Reading text |
- - - - -

In the area of anti-discrimination law, the following four directives are definitive:
- Directive 2006/54/EC on the implementation of the principle of equal opportunities and equal treatment of men and women in matters of employment and occupation covers discrimination on the grounds of sex in relation to access to employment including professional promotion, working conditions and remuneration.
- Directive 2004/113/EC covers discrimination on the grounds of sex in relation to access to and supply of goods and services.
- Directive 2000/78/EC prohibits discrimination on the grounds of religion/belief, disability, age (relating to both older and younger employees) and sexual orientation.
- Directive 2000/43/EC prohibits discrimination on the grounds of racial or ethnic origin.
Harassment of a person and sexual harassment are to be regarded as discrimination. Harassment is any unwanted conduct with the purpose or effect of violating the dignity of the targeted person and of creating an intimidating, hostile, degrading, humiliating or offensive environment. Sexual harassment is any form of unwanted verbal, nonverbal or physical conduct with sexual connotations having the purpose or effect of violating the dignity of the targeted person.
Discrimination is prohibited whether direct or indirect. Direct discrimination occurs when a person is treated less favorably than another is, has been, or would be in a comparable situation. Direct discrimination may be justified if the relevant characteristic constitutes an essential and decisive professional prerequisite because of the nature of the professional activity or the framework conditions of its performance and if the purpose is lawful and the requirement reasonable. Indirect discrimination occurs when an apparently neutral measure actually puts or may put certain persons or groups at a disadvantage. Indirect discrimination may be justified if it is based on objective grounds and is in proportion to the purpose pursued.
In anti-discrimination law, the burden of proof for the alleged victim is to convincingly present facts substantiating that he or she may have been discriminated against, while the defendant is obligated to prove that the equal treatment principle has not been violated.
Pay Transparency: Employers in the EU must publicly report their gender pay gap and allow employees to obtain salary information. Effective June 12, 2023, the pay transparency directive adopted by the Council of the European Union imposes reporting obligations to combat the gender pay gap.
EU member states will have until June 7, 2026 to transpose the minimum requirements of the directive into their national laws. Employers with 250 workers or more must report their gender pay gap every year, while employers with more than 100 employees must report every three years. The first reports are due by June 7, 2027.
Under the directive, covered employers must provide information about the initial salary level or its range in the job vacancy notice or before the job interview; and ensure vacancy notices and job titles are gender neutral. Employees also have a right to request and receive salary data broken down by gender and average pay level for employees performing the same or equivalent work. The directive requires companies to conduct a salary assessment with employee representatives if the pay gap exceeds five percent.

- - - - -

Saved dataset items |
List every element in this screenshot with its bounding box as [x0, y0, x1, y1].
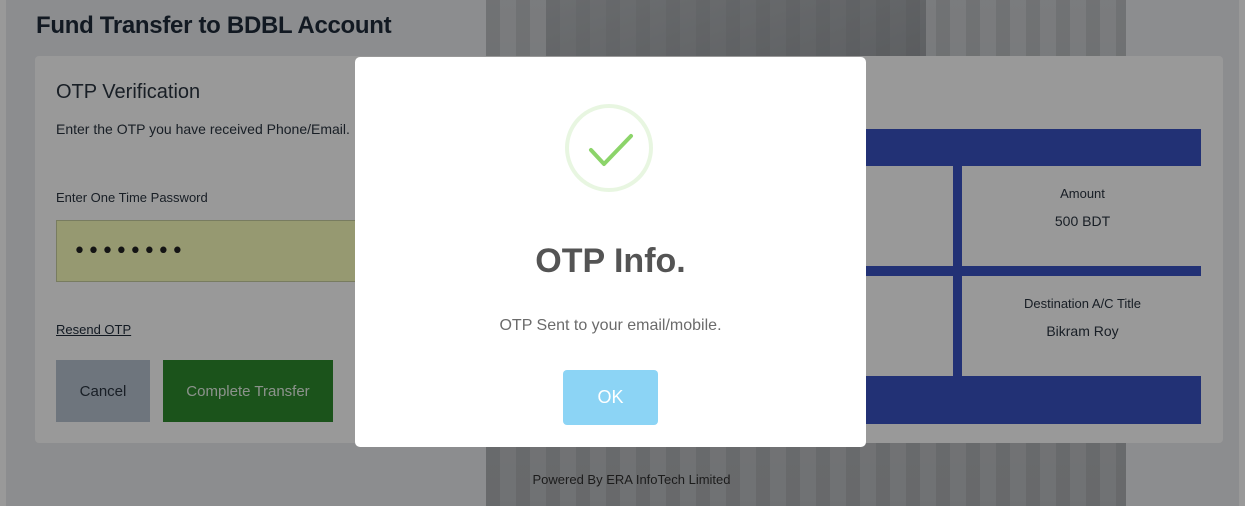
dialog-message: OTP Sent to your email/mobile. — [499, 317, 722, 334]
ok-button[interactable]: OK — [563, 370, 658, 425]
success-check-icon — [565, 104, 653, 192]
otp-info-dialog: OTP Info. OTP Sent to your email/mobile.… — [355, 57, 866, 447]
dialog-title: OTP Info. — [535, 242, 686, 280]
footer-powered-by: Powered By ERA InfoTech Limited — [532, 472, 731, 487]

- - - - -

Exercise instructions |
A - Copy out every line of the records word for word, and leave any pictures out of your answer.
B - Write the next part of the text on EU anti-discrimination law, beginning after its last sentence.
The text on EU anti-discrimination law and the records are separate, unrelated material.

Exercise responses |
A -
List every element in this screenshot with its bounding box as [x0, y0, x1, y1].
dialog-message: OTP Sent to your email/mobile. — [499, 317, 722, 334]
ok-button[interactable]: OK — [563, 370, 658, 425]
success-check-icon — [565, 104, 653, 192]
otp-info-dialog: OTP Info. OTP Sent to your email/mobile.… — [355, 57, 866, 447]
dialog-title: OTP Info. — [535, 242, 686, 280]
footer-powered-by: Powered By ERA InfoTech Limited — [532, 472, 731, 487]

B -
Reference Citations
Nondiscrimination: Gender (Recast) Directive, 2006/54/EC; Gender Directive, 2004/113/EC; Directive Establishing Equal Treatment in Employment, 2000/78/EC; Directive Prohibiting Discrimination on Racial or Ethnic Origin, 2000/43/EC
Employee Privacy
Employee Data
On May 25, 2018, the General Data Protection Regulation (GDPR) superseded the Data Protection Directive as the primary law governing data privacy in the EU. The GDPR establishes minimum requirements for the processing of employee data and allows EU member nations to introduce more restrictive local legislation. Stricter requirements can also be established in collective bargaining agreements or work contracts. For more information, see the In Focus: GDPR.
Employee Monitoring and Surveillance
Under the GDPR, employers can monitor employees only if there is a lawful basis for doing so. Lawful bases can include preventing employee misconduct, deterring crime, and ensuring compliance with health and safety procedures. Employees must be given prior notice, and any data that is collected must be used and kept only to fulfill its original purpose.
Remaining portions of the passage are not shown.